__Task requirements__: Output all of the data below exactly as given.

__Data for this task__:
════════════════════

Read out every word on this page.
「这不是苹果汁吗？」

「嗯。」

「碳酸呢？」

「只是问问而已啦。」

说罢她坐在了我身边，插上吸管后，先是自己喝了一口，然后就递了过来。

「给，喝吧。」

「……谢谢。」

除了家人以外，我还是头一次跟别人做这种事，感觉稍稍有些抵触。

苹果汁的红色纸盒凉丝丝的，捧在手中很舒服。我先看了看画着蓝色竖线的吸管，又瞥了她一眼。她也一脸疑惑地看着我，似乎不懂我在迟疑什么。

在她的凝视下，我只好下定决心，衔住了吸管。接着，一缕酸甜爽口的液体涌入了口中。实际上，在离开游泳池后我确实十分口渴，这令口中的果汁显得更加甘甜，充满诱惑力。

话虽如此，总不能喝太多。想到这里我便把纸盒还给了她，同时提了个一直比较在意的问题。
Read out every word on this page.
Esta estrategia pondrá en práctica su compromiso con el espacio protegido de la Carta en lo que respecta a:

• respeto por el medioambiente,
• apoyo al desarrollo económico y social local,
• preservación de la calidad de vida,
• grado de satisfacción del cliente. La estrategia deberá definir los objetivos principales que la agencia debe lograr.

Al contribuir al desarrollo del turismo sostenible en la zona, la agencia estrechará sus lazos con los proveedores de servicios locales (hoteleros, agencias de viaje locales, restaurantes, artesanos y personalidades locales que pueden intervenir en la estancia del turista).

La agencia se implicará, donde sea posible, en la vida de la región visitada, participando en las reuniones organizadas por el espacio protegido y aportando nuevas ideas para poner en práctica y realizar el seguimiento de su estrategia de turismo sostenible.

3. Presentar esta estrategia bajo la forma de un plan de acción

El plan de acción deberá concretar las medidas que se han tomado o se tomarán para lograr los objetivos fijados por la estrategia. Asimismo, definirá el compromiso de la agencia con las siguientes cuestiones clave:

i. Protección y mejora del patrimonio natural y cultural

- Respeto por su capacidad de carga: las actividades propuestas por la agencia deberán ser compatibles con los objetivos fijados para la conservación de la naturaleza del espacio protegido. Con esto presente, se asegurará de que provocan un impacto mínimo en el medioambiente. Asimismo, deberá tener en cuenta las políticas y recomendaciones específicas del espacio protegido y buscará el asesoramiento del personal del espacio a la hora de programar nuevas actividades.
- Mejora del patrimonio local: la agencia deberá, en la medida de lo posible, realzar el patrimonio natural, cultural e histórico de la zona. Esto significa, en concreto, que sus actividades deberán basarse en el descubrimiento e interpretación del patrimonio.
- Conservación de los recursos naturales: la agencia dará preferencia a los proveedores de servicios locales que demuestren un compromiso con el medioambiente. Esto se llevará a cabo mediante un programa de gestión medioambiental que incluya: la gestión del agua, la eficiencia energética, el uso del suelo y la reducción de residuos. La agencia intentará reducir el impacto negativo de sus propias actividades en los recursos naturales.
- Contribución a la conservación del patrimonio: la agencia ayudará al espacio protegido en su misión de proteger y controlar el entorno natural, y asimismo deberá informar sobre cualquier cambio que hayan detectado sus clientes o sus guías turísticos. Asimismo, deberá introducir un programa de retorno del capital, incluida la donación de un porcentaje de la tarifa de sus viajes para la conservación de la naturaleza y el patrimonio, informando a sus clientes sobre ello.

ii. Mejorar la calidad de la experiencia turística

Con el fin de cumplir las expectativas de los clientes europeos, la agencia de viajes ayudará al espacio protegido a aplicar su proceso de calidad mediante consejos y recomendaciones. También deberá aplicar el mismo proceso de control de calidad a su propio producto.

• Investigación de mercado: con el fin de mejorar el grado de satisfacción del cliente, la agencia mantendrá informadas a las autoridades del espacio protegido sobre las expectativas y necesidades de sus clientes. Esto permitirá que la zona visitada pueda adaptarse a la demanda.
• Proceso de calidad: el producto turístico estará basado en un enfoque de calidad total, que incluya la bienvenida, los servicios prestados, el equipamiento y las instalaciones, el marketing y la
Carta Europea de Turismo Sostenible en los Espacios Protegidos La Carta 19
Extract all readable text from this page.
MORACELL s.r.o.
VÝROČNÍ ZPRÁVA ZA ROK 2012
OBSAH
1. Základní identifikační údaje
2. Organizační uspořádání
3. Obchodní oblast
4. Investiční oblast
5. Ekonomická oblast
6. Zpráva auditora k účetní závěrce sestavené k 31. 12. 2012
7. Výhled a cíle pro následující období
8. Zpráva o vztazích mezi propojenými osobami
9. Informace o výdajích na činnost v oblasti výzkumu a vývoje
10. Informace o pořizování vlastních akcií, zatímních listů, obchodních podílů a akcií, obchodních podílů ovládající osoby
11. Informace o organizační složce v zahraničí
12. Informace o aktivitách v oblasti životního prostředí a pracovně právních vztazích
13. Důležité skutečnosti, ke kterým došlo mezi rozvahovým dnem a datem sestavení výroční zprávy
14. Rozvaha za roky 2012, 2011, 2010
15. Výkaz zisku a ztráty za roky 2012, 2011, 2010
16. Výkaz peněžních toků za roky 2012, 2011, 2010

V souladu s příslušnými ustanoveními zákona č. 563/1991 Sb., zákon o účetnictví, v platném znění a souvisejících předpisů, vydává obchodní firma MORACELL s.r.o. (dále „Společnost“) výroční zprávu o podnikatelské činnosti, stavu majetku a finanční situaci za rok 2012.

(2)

════════════════════

__Full solution__:
Read out every word on this page.
「这不是苹果汁吗？」

「嗯。」

「碳酸呢？」

「只是问问而已啦。」

说罢她坐在了我身边，插上吸管后，先是自己喝了一口，然后就递了过来。

「给，喝吧。」

「……谢谢。」

除了家人以外，我还是头一次跟别人做这种事，感觉稍稍有些抵触。

苹果汁的红色纸盒凉丝丝的，捧在手中很舒服。我先看了看画着蓝色竖线的吸管，又瞥了她一眼。她也一脸疑惑地看着我，似乎不懂我在迟疑什么。

在她的凝视下，我只好下定决心，衔住了吸管。接着，一缕酸甜爽口的液体涌入了口中。实际上，在离开游泳池后我确实十分口渴，这令口中的果汁显得更加甘甜，充满诱惑力。

话虽如此，总不能喝太多。想到这里我便把纸盒还给了她，同时提了个一直比较在意的问题。
Read out every word on this page.
Esta estrategia pondrá en práctica su compromiso con el espacio protegido de la Carta en lo que respecta a:

• respeto por el medioambiente,
• apoyo al desarrollo económico y social local,
• preservación de la calidad de vida,
• grado de satisfacción del cliente. La estrategia deberá definir los objetivos principales que la agencia debe lograr.

Al contribuir al desarrollo del turismo sostenible en la zona, la agencia estrechará sus lazos con los proveedores de servicios locales (hoteleros, agencias de viaje locales, restaurantes, artesanos y personalidades locales que pueden intervenir en la estancia del turista).

La agencia se implicará, donde sea posible, en la vida de la región visitada, participando en las reuniones organizadas por el espacio protegido y aportando nuevas ideas para poner en práctica y realizar el seguimiento de su estrategia de turismo sostenible.

3. Presentar esta estrategia bajo la forma de un plan de acción

El plan de acción deberá concretar las medidas que se han tomado o se tomarán para lograr los objetivos fijados por la estrategia. Asimismo, definirá el compromiso de la agencia con las siguientes cuestiones clave:

i. Protección y mejora del patrimonio natural y cultural

- Respeto por su capacidad de carga: las actividades propuestas por la agencia deberán ser compatibles con los objetivos fijados para la conservación de la naturaleza del espacio protegido. Con esto presente, se asegurará de que provocan un impacto mínimo en el medioambiente. Asimismo, deberá tener en cuenta las políticas y recomendaciones específicas del espacio protegido y buscará el asesoramiento del personal del espacio a la hora de programar nuevas actividades.
- Mejora del patrimonio local: la agencia deberá, en la medida de lo posible, realzar el patrimonio natural, cultural e histórico de la zona. Esto significa, en concreto, que sus actividades deberán basarse en el descubrimiento e interpretación del patrimonio.
- Conservación de los recursos naturales: la agencia dará preferencia a los proveedores de servicios locales que demuestren un compromiso con el medioambiente. Esto se llevará a cabo mediante un programa de gestión medioambiental que incluya: la gestión del agua, la eficiencia energética, el uso del suelo y la reducción de residuos. La agencia intentará reducir el impacto negativo de sus propias actividades en los recursos naturales.
- Contribución a la conservación del patrimonio: la agencia ayudará al espacio protegido en su misión de proteger y controlar el entorno natural, y asimismo deberá informar sobre cualquier cambio que hayan detectado sus clientes o sus guías turísticos. Asimismo, deberá introducir un programa de retorno del capital, incluida la donación de un porcentaje de la tarifa de sus viajes para la conservación de la naturaleza y el patrimonio, informando a sus clientes sobre ello.

ii. Mejorar la calidad de la experiencia turística

Con el fin de cumplir las expectativas de los clientes europeos, la agencia de viajes ayudará al espacio protegido a aplicar su proceso de calidad mediante consejos y recomendaciones. También deberá aplicar el mismo proceso de control de calidad a su propio producto.

• Investigación de mercado: con el fin de mejorar el grado de satisfacción del cliente, la agencia mantendrá informadas a las autoridades del espacio protegido sobre las expectativas y necesidades de sus clientes. Esto permitirá que la zona visitada pueda adaptarse a la demanda.
• Proceso de calidad: el producto turístico estará basado en un enfoque de calidad total, que incluya la bienvenida, los servicios prestados, el equipamiento y las instalaciones, el marketing y la
Carta Europea de Turismo Sostenible en los Espacios Protegidos La Carta 19
Extract all readable text from this page.
MORACELL s.r.o.
VÝROČNÍ ZPRÁVA ZA ROK 2012
OBSAH
1. Základní identifikační údaje
2. Organizační uspořádání
3. Obchodní oblast
4. Investiční oblast
5. Ekonomická oblast
6. Zpráva auditora k účetní závěrce sestavené k 31. 12. 2012
7. Výhled a cíle pro následující období
8. Zpráva o vztazích mezi propojenými osobami
9. Informace o výdajích na činnost v oblasti výzkumu a vývoje
10. Informace o pořizování vlastních akcií, zatímních listů, obchodních podílů a akcií, obchodních podílů ovládající osoby
11. Informace o organizační složce v zahraničí
12. Informace o aktivitách v oblasti životního prostředí a pracovně právních vztazích
13. Důležité skutečnosti, ke kterým došlo mezi rozvahovým dnem a datem sestavení výroční zprávy
14. Rozvaha za roky 2012, 2011, 2010
15. Výkaz zisku a ztráty za roky 2012, 2011, 2010
16. Výkaz peněžních toků za roky 2012, 2011, 2010

V souladu s příslušnými ustanoveními zákona č. 563/1991 Sb., zákon o účetnictví, v platném znění a souvisejících předpisů, vydává obchodní firma MORACELL s.r.o. (dále „Společnost“) výroční zprávu o podnikatelské činnosti, stavu majetku a finanční situaci za rok 2012.

(2)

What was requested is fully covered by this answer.